* [SUPPLIED RECORDS]
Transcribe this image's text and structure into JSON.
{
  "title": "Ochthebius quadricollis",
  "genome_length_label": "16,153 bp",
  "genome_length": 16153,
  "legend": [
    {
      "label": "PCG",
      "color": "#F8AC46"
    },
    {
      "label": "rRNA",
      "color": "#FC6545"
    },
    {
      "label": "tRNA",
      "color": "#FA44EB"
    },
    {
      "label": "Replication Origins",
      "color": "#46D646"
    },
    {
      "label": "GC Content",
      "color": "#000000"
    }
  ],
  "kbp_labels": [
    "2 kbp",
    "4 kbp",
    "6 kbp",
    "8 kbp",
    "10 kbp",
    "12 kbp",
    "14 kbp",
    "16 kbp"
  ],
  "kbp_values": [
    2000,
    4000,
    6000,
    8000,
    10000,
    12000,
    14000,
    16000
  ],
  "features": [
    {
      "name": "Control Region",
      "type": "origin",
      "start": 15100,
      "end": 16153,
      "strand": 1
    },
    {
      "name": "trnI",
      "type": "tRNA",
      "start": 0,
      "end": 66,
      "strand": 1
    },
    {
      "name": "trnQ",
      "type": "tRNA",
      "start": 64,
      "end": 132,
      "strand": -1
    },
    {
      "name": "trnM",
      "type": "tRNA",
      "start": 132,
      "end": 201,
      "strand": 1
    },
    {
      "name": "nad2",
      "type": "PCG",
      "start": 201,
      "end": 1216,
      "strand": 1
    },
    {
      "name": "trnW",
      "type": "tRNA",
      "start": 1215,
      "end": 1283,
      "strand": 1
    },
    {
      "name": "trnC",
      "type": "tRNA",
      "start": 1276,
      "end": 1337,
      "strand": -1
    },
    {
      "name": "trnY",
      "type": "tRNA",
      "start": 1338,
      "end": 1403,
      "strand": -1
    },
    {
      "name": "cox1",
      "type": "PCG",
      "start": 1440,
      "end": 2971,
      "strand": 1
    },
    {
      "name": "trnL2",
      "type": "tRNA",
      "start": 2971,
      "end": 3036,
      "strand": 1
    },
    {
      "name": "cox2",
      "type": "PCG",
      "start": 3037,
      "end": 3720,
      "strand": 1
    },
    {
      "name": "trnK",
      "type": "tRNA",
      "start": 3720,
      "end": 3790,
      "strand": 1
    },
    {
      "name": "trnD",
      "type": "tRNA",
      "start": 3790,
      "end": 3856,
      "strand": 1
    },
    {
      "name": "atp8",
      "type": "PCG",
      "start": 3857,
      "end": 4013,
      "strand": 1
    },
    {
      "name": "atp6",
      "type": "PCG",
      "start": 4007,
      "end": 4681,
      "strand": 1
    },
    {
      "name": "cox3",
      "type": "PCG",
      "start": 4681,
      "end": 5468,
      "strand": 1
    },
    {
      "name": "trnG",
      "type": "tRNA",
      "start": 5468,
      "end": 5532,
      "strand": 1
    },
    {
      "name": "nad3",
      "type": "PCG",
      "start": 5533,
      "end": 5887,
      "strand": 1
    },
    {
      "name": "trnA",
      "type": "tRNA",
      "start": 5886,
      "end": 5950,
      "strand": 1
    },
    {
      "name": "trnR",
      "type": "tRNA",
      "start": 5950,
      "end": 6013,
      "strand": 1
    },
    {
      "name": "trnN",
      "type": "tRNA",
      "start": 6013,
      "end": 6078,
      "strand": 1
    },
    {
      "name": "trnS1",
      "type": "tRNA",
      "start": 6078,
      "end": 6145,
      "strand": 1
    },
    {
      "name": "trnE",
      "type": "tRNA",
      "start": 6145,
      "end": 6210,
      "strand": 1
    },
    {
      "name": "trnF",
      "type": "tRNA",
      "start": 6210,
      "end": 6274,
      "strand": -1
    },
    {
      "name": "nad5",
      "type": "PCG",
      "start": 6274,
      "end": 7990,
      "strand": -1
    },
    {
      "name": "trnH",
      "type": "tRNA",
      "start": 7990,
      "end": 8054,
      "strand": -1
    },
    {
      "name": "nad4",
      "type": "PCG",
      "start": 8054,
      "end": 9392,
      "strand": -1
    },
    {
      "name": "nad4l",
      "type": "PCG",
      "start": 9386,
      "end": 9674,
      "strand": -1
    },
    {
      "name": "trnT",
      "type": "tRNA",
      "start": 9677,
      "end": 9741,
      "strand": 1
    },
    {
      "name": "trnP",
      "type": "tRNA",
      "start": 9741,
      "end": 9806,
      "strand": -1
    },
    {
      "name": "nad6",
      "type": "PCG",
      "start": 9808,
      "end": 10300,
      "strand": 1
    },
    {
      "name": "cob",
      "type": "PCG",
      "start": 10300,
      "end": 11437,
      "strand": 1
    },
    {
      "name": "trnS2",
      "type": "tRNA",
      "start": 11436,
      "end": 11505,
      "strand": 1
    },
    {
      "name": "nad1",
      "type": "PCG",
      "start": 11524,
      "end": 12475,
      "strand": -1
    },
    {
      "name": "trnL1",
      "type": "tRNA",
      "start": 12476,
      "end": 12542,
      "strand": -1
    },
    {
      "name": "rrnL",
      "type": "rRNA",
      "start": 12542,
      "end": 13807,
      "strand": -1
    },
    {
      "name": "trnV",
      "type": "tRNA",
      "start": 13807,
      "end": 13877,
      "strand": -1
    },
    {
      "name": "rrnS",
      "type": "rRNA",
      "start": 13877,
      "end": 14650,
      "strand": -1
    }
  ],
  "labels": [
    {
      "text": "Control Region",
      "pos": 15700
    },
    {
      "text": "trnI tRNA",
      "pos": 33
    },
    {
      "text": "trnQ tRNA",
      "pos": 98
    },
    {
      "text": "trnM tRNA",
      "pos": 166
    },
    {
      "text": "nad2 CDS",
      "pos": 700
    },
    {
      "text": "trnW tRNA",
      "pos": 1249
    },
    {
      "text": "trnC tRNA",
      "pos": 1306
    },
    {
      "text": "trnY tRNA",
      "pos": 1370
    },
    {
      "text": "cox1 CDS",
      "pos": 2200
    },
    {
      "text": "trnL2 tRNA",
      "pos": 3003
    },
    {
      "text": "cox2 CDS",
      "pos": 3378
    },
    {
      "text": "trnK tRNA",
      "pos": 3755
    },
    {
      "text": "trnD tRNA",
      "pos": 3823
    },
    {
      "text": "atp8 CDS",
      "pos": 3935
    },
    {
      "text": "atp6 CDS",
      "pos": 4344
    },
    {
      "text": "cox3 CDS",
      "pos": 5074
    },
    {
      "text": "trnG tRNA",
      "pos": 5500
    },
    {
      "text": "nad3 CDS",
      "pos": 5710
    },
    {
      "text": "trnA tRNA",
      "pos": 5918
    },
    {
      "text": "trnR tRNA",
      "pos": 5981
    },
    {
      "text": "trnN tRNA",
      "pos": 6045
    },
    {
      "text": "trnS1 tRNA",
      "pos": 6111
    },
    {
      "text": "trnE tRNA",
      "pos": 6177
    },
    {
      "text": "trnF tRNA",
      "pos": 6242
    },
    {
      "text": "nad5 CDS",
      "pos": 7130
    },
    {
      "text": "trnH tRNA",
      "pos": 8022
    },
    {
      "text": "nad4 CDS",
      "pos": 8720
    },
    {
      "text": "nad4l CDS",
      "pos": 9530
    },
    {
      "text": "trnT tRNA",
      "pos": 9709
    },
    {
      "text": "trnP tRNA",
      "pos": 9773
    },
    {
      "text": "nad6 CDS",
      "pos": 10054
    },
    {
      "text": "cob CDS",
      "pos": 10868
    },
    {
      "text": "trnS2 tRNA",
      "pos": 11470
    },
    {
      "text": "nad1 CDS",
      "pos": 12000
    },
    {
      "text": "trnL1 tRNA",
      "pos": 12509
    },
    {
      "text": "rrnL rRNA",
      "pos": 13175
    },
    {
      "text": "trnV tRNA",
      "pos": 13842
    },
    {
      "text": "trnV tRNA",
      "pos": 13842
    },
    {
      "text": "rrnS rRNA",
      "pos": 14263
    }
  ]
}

* [ACTIVITY] Return every line of the entries above that the string "Region" appears in.

* [RESULT OF THE EXERCISE]
      "name": "Control Region",
      "text": "Control Region",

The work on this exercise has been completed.